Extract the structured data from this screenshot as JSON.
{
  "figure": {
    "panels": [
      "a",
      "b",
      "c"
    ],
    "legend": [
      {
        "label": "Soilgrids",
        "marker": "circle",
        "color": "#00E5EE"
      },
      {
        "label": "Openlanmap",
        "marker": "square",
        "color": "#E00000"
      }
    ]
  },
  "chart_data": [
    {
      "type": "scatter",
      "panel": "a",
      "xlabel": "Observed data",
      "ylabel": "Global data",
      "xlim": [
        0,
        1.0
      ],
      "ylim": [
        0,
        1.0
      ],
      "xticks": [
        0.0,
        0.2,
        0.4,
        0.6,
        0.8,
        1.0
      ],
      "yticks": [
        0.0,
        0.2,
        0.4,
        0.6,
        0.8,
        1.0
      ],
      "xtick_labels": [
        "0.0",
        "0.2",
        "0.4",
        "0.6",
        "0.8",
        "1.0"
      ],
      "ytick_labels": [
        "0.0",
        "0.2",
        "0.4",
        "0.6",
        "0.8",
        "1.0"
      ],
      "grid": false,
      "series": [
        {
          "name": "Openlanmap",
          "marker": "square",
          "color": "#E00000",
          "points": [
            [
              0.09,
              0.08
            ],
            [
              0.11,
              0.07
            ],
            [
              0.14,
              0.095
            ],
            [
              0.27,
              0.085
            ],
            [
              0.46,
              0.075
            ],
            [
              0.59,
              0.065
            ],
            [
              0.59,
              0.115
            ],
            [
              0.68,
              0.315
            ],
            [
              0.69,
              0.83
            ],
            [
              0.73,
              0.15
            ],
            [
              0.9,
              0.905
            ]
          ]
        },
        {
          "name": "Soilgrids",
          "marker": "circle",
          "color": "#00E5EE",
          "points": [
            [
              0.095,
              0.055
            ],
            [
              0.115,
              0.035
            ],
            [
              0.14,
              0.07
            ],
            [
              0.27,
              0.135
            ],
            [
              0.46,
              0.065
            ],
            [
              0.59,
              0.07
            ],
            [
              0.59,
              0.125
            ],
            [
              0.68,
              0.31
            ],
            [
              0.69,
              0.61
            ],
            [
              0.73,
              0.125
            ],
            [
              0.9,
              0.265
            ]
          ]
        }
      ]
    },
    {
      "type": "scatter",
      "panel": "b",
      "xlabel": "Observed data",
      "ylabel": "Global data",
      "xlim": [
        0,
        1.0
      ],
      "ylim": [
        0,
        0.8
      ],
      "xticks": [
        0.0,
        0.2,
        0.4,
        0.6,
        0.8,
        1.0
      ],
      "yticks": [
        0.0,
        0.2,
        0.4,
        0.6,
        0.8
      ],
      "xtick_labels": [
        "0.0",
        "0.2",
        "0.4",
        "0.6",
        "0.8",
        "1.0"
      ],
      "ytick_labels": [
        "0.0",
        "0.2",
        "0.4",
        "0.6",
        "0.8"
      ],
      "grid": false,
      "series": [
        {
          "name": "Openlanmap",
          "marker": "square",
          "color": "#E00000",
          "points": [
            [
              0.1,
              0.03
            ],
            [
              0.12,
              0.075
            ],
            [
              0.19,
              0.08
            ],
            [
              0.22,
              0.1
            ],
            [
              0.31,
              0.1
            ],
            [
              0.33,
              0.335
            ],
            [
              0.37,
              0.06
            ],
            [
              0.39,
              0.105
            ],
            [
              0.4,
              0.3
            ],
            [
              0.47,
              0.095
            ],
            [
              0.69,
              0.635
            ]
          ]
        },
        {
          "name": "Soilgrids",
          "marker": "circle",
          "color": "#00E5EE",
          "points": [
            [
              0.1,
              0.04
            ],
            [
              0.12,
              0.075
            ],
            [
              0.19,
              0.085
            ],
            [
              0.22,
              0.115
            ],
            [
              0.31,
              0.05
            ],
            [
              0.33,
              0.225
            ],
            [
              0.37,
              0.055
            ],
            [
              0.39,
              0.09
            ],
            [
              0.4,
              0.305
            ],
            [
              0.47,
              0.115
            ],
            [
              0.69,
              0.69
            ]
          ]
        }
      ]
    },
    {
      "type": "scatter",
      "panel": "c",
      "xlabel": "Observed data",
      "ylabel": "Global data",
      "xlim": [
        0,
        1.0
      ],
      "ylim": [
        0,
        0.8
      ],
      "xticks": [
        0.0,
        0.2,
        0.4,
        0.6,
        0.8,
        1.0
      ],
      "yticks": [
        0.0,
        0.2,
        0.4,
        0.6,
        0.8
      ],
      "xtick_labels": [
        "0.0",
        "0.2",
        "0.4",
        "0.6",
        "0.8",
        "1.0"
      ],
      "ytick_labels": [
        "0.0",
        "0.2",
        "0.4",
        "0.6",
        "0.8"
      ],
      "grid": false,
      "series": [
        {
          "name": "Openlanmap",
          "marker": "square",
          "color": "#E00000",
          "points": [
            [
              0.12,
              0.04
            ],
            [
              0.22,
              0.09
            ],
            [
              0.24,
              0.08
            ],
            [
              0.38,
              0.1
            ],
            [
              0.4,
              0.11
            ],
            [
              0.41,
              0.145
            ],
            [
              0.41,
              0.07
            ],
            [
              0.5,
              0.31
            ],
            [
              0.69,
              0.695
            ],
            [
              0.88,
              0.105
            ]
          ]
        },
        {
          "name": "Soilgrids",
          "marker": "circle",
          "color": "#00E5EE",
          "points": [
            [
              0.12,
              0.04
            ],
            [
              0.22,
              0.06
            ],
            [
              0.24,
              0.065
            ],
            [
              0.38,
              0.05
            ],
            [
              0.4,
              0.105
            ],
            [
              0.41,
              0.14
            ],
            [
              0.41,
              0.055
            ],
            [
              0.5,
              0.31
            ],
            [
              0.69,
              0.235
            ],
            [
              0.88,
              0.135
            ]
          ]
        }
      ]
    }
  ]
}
========
> What to work on:
Take the listing above and set it down exactly.

> The output:
Extract the structured data from this screenshot as JSON.
{
  "figure": {
    "panels": [
      "a",
      "b",
      "c"
    ],
    "legend": [
      {
        "label": "Soilgrids",
        "marker": "circle",
        "color": "#00E5EE"
      },
      {
        "label": "Openlanmap",
        "marker": "square",
        "color": "#E00000"
      }
    ]
  },
  "chart_data": [
    {
      "type": "scatter",
      "panel": "a",
      "xlabel": "Observed data",
      "ylabel": "Global data",
      "xlim": [
        0,
        1.0
      ],
      "ylim": [
        0,
        1.0
      ],
      "xticks": [
        0.0,
        0.2,
        0.4,
        0.6,
        0.8,
        1.0
      ],
      "yticks": [
        0.0,
        0.2,
        0.4,
        0.6,
        0.8,
        1.0
      ],
      "xtick_labels": [
        "0.0",
        "0.2",
        "0.4",
        "0.6",
        "0.8",
        "1.0"
      ],
      "ytick_labels": [
        "0.0",
        "0.2",
        "0.4",
        "0.6",
        "0.8",
        "1.0"
      ],
      "grid": false,
      "series": [
        {
          "name": "Openlanmap",
          "marker": "square",
          "color": "#E00000",
          "points": [
            [
              0.09,
              0.08
            ],
            [
              0.11,
              0.07
            ],
            [
              0.14,
              0.095
            ],
            [
              0.27,
              0.085
            ],
            [
              0.46,
              0.075
            ],
            [
              0.59,
              0.065
            ],
            [
              0.59,
              0.115
            ],
            [
              0.68,
              0.315
            ],
            [
              0.69,
              0.83
            ],
            [
              0.73,
              0.15
            ],
            [
              0.9,
              0.905
            ]
          ]
        },
        {
          "name": "Soilgrids",
          "marker": "circle",
          "color": "#00E5EE",
          "points": [
            [
              0.095,
              0.055
            ],
            [
              0.115,
              0.035
            ],
            [
              0.14,
              0.07
            ],
            [
              0.27,
              0.135
            ],
            [
              0.46,
              0.065
            ],
            [
              0.59,
              0.07
            ],
            [
              0.59,
              0.125
            ],
            [
              0.68,
              0.31
            ],
            [
              0.69,
              0.61
            ],
            [
              0.73,
              0.125
            ],
            [
              0.9,
              0.265
            ]
          ]
        }
      ]
    },
    {
      "type": "scatter",
      "panel": "b",
      "xlabel": "Observed data",
      "ylabel": "Global data",
      "xlim": [
        0,
        1.0
      ],
      "ylim": [
        0,
        0.8
      ],
      "xticks": [
        0.0,
        0.2,
        0.4,
        0.6,
        0.8,
        1.0
      ],
      "yticks": [
        0.0,
        0.2,
        0.4,
        0.6,
        0.8
      ],
      "xtick_labels": [
        "0.0",
        "0.2",
        "0.4",
        "0.6",
        "0.8",
        "1.0"
      ],
      "ytick_labels": [
        "0.0",
        "0.2",
        "0.4",
        "0.6",
        "0.8"
      ],
      "grid": false,
      "series": [
        {
          "name": "Openlanmap",
          "marker": "square",
          "color": "#E00000",
          "points": [
            [
              0.1,
              0.03
            ],
            [
              0.12,
              0.075
            ],
            [
              0.19,
              0.08
            ],
            [
              0.22,
              0.1
            ],
            [
              0.31,
              0.1
            ],
            [
              0.33,
              0.335
            ],
            [
              0.37,
              0.06
            ],
            [
              0.39,
              0.105
            ],
            [
              0.4,
              0.3
            ],
            [
              0.47,
              0.095
            ],
            [
              0.69,
              0.635
            ]
          ]
        },
        {
          "name": "Soilgrids",
          "marker": "circle",
          "color": "#00E5EE",
          "points": [
            [
              0.1,
              0.04
            ],
            [
              0.12,
              0.075
            ],
            [
              0.19,
              0.085
            ],
            [
              0.22,
              0.115
            ],
            [
              0.31,
              0.05
            ],
            [
              0.33,
              0.225
            ],
            [
              0.37,
              0.055
            ],
            [
              0.39,
              0.09
            ],
            [
              0.4,
              0.305
            ],
            [
              0.47,
              0.115
            ],
            [
              0.69,
              0.69
            ]
          ]
        }
      ]
    },
    {
      "type": "scatter",
      "panel": "c",
      "xlabel": "Observed data",
      "ylabel": "Global data",
      "xlim": [
        0,
        1.0
      ],
      "ylim": [
        0,
        0.8
      ],
      "xticks": [
        0.0,
        0.2,
        0.4,
        0.6,
        0.8,
        1.0
      ],
      "yticks": [
        0.0,
        0.2,
        0.4,
        0.6,
        0.8
      ],
      "xtick_labels": [
        "0.0",
        "0.2",
        "0.4",
        "0.6",
        "0.8",
        "1.0"
      ],
      "ytick_labels": [
        "0.0",
        "0.2",
        "0.4",
        "0.6",
        "0.8"
      ],
      "grid": false,
      "series": [
        {
          "name": "Openlanmap",
          "marker": "square",
          "color": "#E00000",
          "points": [
            [
              0.12,
              0.04
            ],
            [
              0.22,
              0.09
            ],
            [
              0.24,
              0.08
            ],
            [
              0.38,
              0.1
            ],
            [
              0.4,
              0.11
            ],
            [
              0.41,
              0.145
            ],
            [
              0.41,
              0.07
            ],
            [
              0.5,
              0.31
            ],
            [
              0.69,
              0.695
            ],
            [
              0.88,
              0.105
            ]
          ]
        },
        {
          "name": "Soilgrids",
          "marker": "circle",
          "color": "#00E5EE",
          "points": [
            [
              0.12,
              0.04
            ],
            [
              0.22,
              0.06
            ],
            [
              0.24,
              0.065
            ],
            [
              0.38,
              0.05
            ],
            [
              0.4,
              0.105
            ],
            [
              0.41,
              0.14
            ],
            [
              0.41,
              0.055
            ],
            [
              0.5,
              0.31
            ],
            [
              0.69,
              0.235
            ],
            [
              0.88,
              0.135
            ]
          ]
        }
      ]
    }
  ]
}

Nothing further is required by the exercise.